Dataset entries:

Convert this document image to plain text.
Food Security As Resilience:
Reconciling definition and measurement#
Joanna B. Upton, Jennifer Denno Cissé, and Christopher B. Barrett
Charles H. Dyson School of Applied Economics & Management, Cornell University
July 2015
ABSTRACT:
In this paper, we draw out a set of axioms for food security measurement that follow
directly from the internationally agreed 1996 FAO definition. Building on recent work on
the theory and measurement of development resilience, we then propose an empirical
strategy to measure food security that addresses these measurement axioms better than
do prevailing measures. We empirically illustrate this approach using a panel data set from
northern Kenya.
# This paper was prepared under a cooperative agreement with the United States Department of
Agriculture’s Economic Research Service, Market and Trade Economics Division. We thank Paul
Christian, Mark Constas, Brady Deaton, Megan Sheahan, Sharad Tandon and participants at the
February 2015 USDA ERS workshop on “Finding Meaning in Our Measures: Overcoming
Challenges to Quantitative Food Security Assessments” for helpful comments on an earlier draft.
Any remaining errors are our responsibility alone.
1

Exercise objective: Every entry above needs to be quoted exactly.

The output:
Convert this document image to plain text.
Food Security As Resilience:
Reconciling definition and measurement#
Joanna B. Upton, Jennifer Denno Cissé, and Christopher B. Barrett
Charles H. Dyson School of Applied Economics & Management, Cornell University
July 2015
ABSTRACT:
In this paper, we draw out a set of axioms for food security measurement that follow
directly from the internationally agreed 1996 FAO definition. Building on recent work on
the theory and measurement of development resilience, we then propose an empirical
strategy to measure food security that addresses these measurement axioms better than
do prevailing measures. We empirically illustrate this approach using a panel data set from
northern Kenya.
# This paper was prepared under a cooperative agreement with the United States Department of
Agriculture’s Economic Research Service, Market and Trade Economics Division. We thank Paul
Christian, Mark Constas, Brady Deaton, Megan Sheahan, Sharad Tandon and participants at the
February 2015 USDA ERS workshop on “Finding Meaning in Our Measures: Overcoming
Challenges to Quantitative Food Security Assessments” for helpful comments on an earlier draft.
Any remaining errors are our responsibility alone.
1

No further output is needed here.